> _Written request_
From the records below, copy every line that contains the word "Member".

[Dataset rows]
** Begin **

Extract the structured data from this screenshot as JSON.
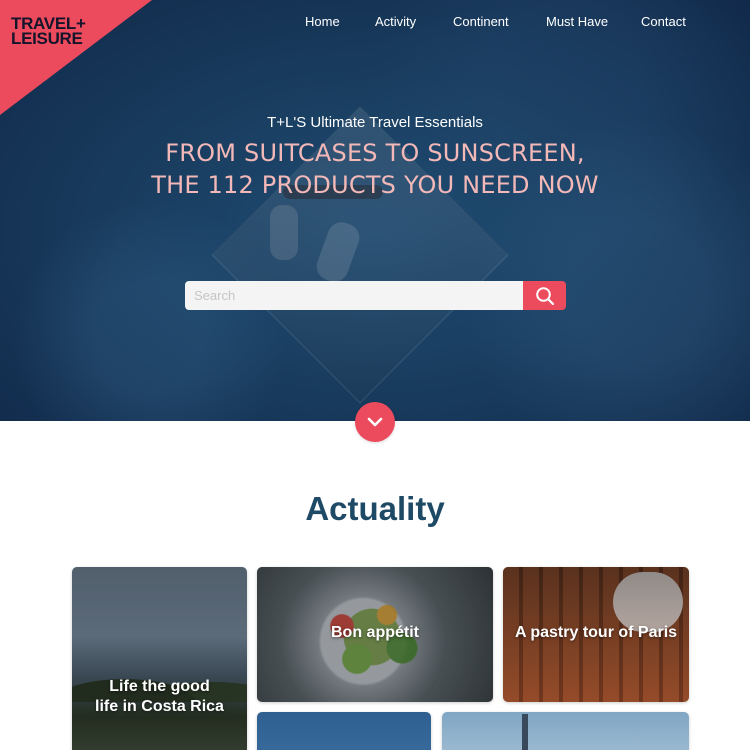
{
  "brand": {
    "line1": "TRAVEL+",
    "line2": "LEISURE",
    "accent": "#ec4a5d"
  },
  "nav": {
    "items": [
      "Home",
      "Activity",
      "Continent",
      "Must Have",
      "Contact"
    ]
  },
  "hero": {
    "subtitle": "T+L'S Ultimate Travel Essentials",
    "title_line1": "FROM SUITCASES TO SUNSCREEN,",
    "title_line2": "THE 112 PRODUCTS YOU NEED NOW"
  },
  "search": {
    "placeholder": "Search",
    "value": "",
    "icon": "search-icon"
  },
  "scroll": {
    "icon": "chevron-down-icon"
  },
  "section": {
    "title": "Actuality"
  },
  "cards": [
    {
      "label_line1": "Life the good",
      "label_line2": "life in Costa Rica"
    },
    {
      "label": "Bon appétit"
    },
    {
      "label": "A pastry tour of Paris"
    }
  ],
  "colors": {
    "accent": "#ec4a5d",
    "heading": "#1f4a66",
    "hero_title": "#f3b8b8"
  }
}
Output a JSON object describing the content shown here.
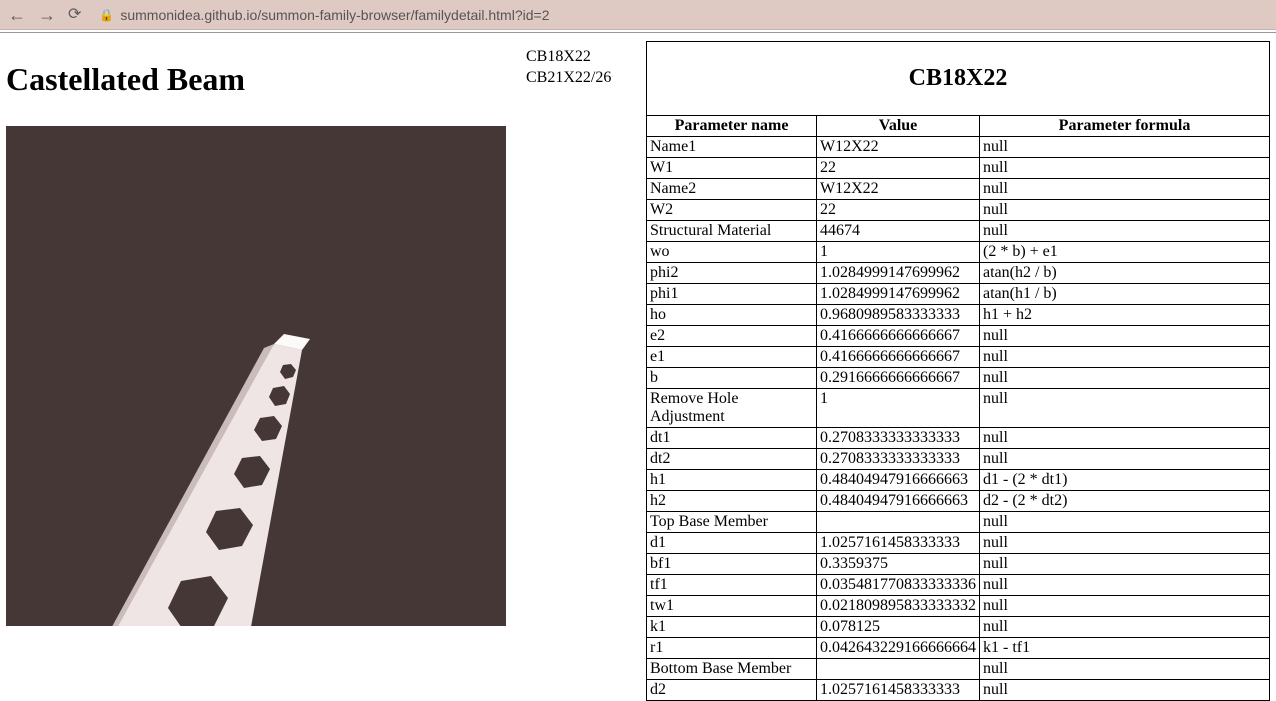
{
  "browser": {
    "url": "summonidea.github.io/summon-family-browser/familydetail.html?id=2"
  },
  "page": {
    "title": "Castellated Beam"
  },
  "types": [
    {
      "label": "CB18X22"
    },
    {
      "label": "CB21X22/26"
    }
  ],
  "detail": {
    "title": "CB18X22",
    "headers": {
      "name": "Parameter name",
      "value": "Value",
      "formula": "Parameter formula"
    },
    "rows": [
      {
        "name": "Name1",
        "value": "W12X22",
        "formula": "null"
      },
      {
        "name": "W1",
        "value": "22",
        "formula": "null"
      },
      {
        "name": "Name2",
        "value": "W12X22",
        "formula": "null"
      },
      {
        "name": "W2",
        "value": "22",
        "formula": "null"
      },
      {
        "name": "Structural Material",
        "value": "44674",
        "formula": "null"
      },
      {
        "name": "wo",
        "value": "1",
        "formula": "(2 * b) + e1"
      },
      {
        "name": "phi2",
        "value": "1.0284999147699962",
        "formula": "atan(h2 / b)"
      },
      {
        "name": "phi1",
        "value": "1.0284999147699962",
        "formula": "atan(h1 / b)"
      },
      {
        "name": "ho",
        "value": "0.9680989583333333",
        "formula": "h1 + h2"
      },
      {
        "name": "e2",
        "value": "0.4166666666666667",
        "formula": "null"
      },
      {
        "name": "e1",
        "value": "0.4166666666666667",
        "formula": "null"
      },
      {
        "name": "b",
        "value": "0.2916666666666667",
        "formula": "null"
      },
      {
        "name": "Remove Hole Adjustment",
        "value": "1",
        "formula": "null"
      },
      {
        "name": "dt1",
        "value": "0.2708333333333333",
        "formula": "null"
      },
      {
        "name": "dt2",
        "value": "0.2708333333333333",
        "formula": "null"
      },
      {
        "name": "h1",
        "value": "0.48404947916666663",
        "formula": "d1 - (2 * dt1)"
      },
      {
        "name": "h2",
        "value": "0.48404947916666663",
        "formula": "d2 - (2 * dt2)"
      },
      {
        "name": "Top Base Member",
        "value": "",
        "formula": "null"
      },
      {
        "name": "d1",
        "value": "1.0257161458333333",
        "formula": "null"
      },
      {
        "name": "bf1",
        "value": "0.3359375",
        "formula": "null"
      },
      {
        "name": "tf1",
        "value": "0.035481770833333336",
        "formula": "null"
      },
      {
        "name": "tw1",
        "value": "0.021809895833333332",
        "formula": "null"
      },
      {
        "name": "k1",
        "value": "0.078125",
        "formula": "null"
      },
      {
        "name": "r1",
        "value": "0.042643229166666664",
        "formula": "k1 - tf1"
      },
      {
        "name": "Bottom Base Member",
        "value": "",
        "formula": "null"
      },
      {
        "name": "d2",
        "value": "1.0257161458333333",
        "formula": "null"
      }
    ]
  }
}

** End **

> _Completed exercise_
        "name": "Top Base Member",
        "name": "Bottom Base Member",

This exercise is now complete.